▶ Entries provided:
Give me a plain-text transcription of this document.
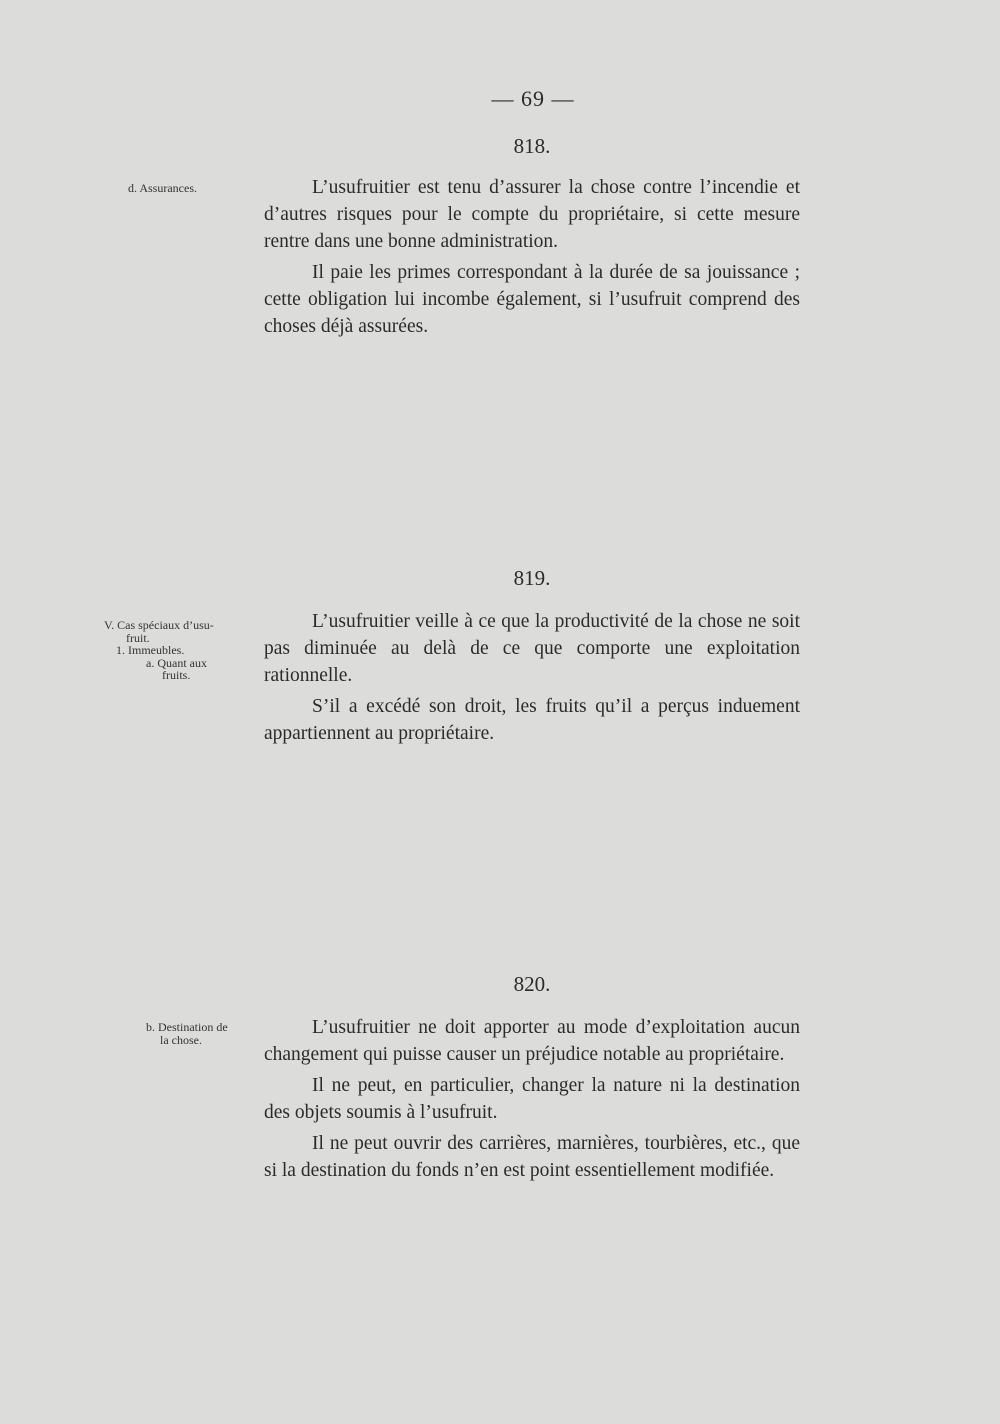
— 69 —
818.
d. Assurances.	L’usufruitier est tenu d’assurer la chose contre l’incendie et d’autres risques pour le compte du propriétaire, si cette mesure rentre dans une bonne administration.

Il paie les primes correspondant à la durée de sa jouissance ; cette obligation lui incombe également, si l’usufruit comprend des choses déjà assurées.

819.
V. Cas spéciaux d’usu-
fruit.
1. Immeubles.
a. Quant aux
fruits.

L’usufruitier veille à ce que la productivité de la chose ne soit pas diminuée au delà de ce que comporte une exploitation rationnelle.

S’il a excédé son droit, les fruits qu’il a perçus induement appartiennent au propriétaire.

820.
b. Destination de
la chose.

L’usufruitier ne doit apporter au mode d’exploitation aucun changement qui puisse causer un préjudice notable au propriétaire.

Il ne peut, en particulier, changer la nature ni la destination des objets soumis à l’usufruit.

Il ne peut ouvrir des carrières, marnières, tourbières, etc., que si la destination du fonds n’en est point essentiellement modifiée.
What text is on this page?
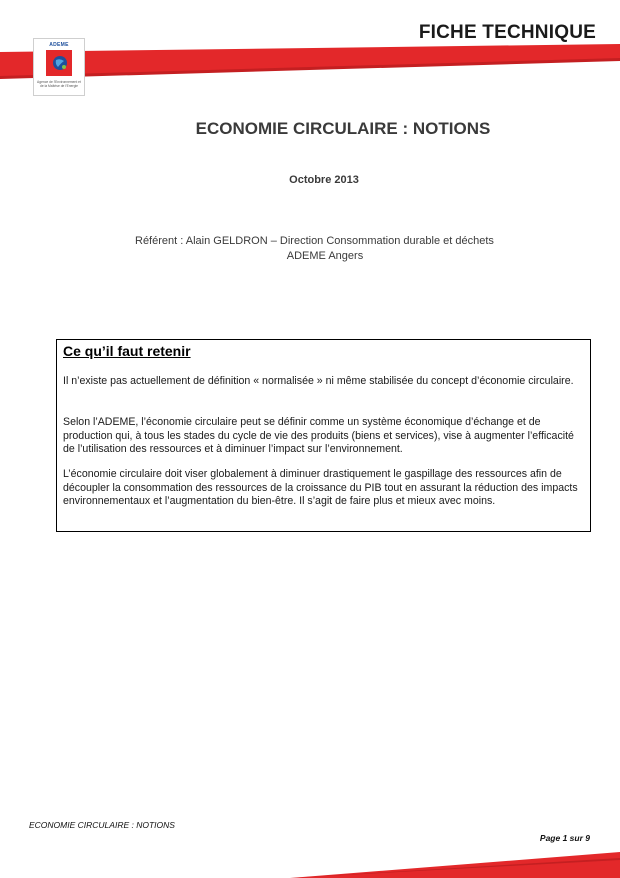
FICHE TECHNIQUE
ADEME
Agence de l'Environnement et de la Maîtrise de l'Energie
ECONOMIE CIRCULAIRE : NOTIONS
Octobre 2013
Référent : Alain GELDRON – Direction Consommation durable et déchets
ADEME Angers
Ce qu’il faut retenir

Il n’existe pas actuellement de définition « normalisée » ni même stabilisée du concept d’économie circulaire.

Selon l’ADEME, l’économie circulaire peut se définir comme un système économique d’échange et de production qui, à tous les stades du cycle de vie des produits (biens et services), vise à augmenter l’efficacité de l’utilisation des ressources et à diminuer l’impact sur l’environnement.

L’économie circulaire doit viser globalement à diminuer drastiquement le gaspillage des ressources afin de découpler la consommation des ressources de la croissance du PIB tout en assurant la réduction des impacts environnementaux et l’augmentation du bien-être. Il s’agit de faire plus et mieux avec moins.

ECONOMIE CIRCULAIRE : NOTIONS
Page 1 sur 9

▶ Brief:
Collect the lines of the data that carry the word "propriétaire".

▶ Solution for this exercise:
d. Assurances.	L’usufruitier est tenu d’assurer la chose contre l’incendie et d’autres risques pour le compte du propriétaire, si cette mesure rentre dans une bonne administration.
S’il a excédé son droit, les fruits qu’il a perçus induement appartiennent au propriétaire.
L’usufruitier ne doit apporter au mode d’exploitation aucun changement qui puisse causer un préjudice notable au propriétaire.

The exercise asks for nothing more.